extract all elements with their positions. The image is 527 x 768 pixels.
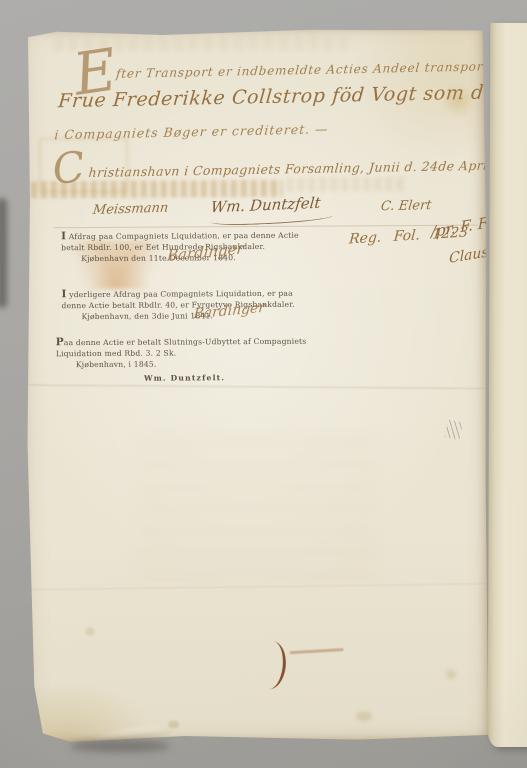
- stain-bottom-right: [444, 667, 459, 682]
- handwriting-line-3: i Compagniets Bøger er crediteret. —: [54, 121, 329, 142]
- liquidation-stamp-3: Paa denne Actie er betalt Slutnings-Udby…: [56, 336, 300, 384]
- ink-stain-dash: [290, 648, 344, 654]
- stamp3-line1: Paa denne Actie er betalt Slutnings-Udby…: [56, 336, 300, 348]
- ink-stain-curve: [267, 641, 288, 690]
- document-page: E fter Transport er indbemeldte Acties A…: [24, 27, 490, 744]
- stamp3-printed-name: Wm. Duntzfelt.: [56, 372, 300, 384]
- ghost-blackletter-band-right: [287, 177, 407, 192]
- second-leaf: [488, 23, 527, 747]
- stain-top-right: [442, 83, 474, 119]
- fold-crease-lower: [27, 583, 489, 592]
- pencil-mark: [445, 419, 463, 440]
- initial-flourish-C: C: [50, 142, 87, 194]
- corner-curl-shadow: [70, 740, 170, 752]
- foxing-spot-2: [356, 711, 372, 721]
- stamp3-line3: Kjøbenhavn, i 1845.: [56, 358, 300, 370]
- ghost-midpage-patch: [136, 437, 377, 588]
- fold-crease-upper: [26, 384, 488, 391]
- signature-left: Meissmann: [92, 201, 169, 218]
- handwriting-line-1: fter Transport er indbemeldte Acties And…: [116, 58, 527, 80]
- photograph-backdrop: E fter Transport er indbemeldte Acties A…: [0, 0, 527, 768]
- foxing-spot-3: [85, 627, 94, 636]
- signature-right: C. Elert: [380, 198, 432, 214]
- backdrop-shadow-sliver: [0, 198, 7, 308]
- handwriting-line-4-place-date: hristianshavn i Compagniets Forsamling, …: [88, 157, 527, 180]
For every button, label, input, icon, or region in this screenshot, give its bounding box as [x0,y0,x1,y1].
☆ ☆ ☆ ☆
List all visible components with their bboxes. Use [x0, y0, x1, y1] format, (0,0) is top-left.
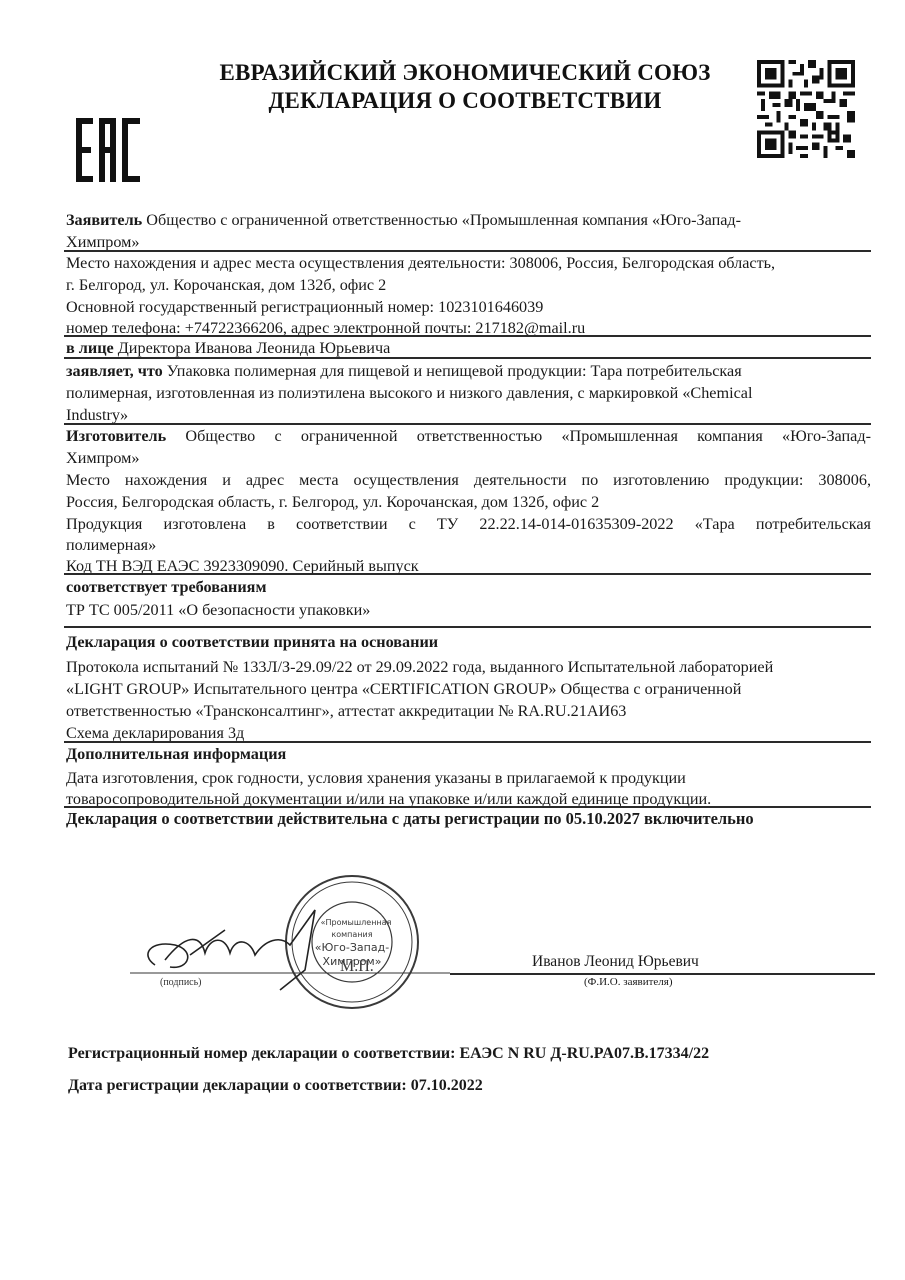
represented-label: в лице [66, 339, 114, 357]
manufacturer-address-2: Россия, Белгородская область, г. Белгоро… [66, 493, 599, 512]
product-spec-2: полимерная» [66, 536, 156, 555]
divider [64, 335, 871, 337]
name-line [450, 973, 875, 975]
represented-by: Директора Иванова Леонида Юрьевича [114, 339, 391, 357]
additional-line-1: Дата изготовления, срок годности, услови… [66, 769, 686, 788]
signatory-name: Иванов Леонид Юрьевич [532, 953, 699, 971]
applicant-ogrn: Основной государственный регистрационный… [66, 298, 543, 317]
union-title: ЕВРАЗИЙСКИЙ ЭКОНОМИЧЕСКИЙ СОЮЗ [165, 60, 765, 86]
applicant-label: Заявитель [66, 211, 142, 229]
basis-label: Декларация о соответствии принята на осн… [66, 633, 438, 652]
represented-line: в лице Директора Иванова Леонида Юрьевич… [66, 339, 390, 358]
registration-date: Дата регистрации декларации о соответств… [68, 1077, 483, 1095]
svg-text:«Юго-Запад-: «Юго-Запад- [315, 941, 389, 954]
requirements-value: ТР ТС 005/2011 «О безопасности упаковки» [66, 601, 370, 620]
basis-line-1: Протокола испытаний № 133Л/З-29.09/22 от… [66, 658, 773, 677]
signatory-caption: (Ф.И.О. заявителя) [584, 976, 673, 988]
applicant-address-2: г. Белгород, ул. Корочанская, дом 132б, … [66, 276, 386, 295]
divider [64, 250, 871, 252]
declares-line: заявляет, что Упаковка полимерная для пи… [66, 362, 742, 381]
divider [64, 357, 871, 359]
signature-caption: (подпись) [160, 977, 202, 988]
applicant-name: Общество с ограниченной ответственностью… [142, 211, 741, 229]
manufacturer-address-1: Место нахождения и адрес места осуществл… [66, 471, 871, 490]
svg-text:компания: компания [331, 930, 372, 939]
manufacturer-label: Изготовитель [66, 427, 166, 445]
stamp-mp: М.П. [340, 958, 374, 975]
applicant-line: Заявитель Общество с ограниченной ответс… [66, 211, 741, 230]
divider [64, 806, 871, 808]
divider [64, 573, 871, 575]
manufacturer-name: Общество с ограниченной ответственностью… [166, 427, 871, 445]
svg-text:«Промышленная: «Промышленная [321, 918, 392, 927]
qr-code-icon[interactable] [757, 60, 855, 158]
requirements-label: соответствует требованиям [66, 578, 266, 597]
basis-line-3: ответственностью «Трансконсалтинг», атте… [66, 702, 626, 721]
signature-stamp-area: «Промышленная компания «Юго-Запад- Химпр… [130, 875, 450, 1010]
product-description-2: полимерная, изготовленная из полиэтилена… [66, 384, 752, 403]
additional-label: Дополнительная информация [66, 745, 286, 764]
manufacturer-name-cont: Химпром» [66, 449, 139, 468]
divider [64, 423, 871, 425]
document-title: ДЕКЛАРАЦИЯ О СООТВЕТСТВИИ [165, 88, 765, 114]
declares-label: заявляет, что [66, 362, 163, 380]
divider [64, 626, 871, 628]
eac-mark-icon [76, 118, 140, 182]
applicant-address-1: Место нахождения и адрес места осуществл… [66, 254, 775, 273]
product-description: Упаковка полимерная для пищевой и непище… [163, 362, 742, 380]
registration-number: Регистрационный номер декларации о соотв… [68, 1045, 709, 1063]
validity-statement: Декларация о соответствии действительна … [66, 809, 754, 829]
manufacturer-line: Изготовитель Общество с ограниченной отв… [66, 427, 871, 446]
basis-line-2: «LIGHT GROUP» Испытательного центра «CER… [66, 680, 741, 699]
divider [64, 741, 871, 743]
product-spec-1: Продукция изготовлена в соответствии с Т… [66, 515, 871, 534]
☆ ☆ ☆ ☆
- _AIM OF THE EXERCISE_
Turn part of the material above into a Markdown table with the columns Row and Entry, giving each line a row number and skipping blank lines. Begin at the line that has "- stain-bottom-right: [444, 667, 459, 682]" and stop after the line that has "- stamp3-line1: Paa".

- _SOLUTION TO THE PROBLEM_
| Row | Entry |
|---|---|
| 1 | - stain-bottom-right: [444, 667, 459, 682] |
| 2 | - handwriting-line-3: i Compagniets Bøger er crediteret. —: [54, 121, 329, 142] |
| 3 | - liquidation-stamp-3: Paa denne Actie er betalt Slutnings-Udby…: [56, 336, 300, 384] |
| 4 | - ink-stain-dash: [290, 648, 344, 654] |
| 5 | - stamp3-line1: Paa denne Actie er betalt Slutnings-Udby…: [56, 336, 300, 348] |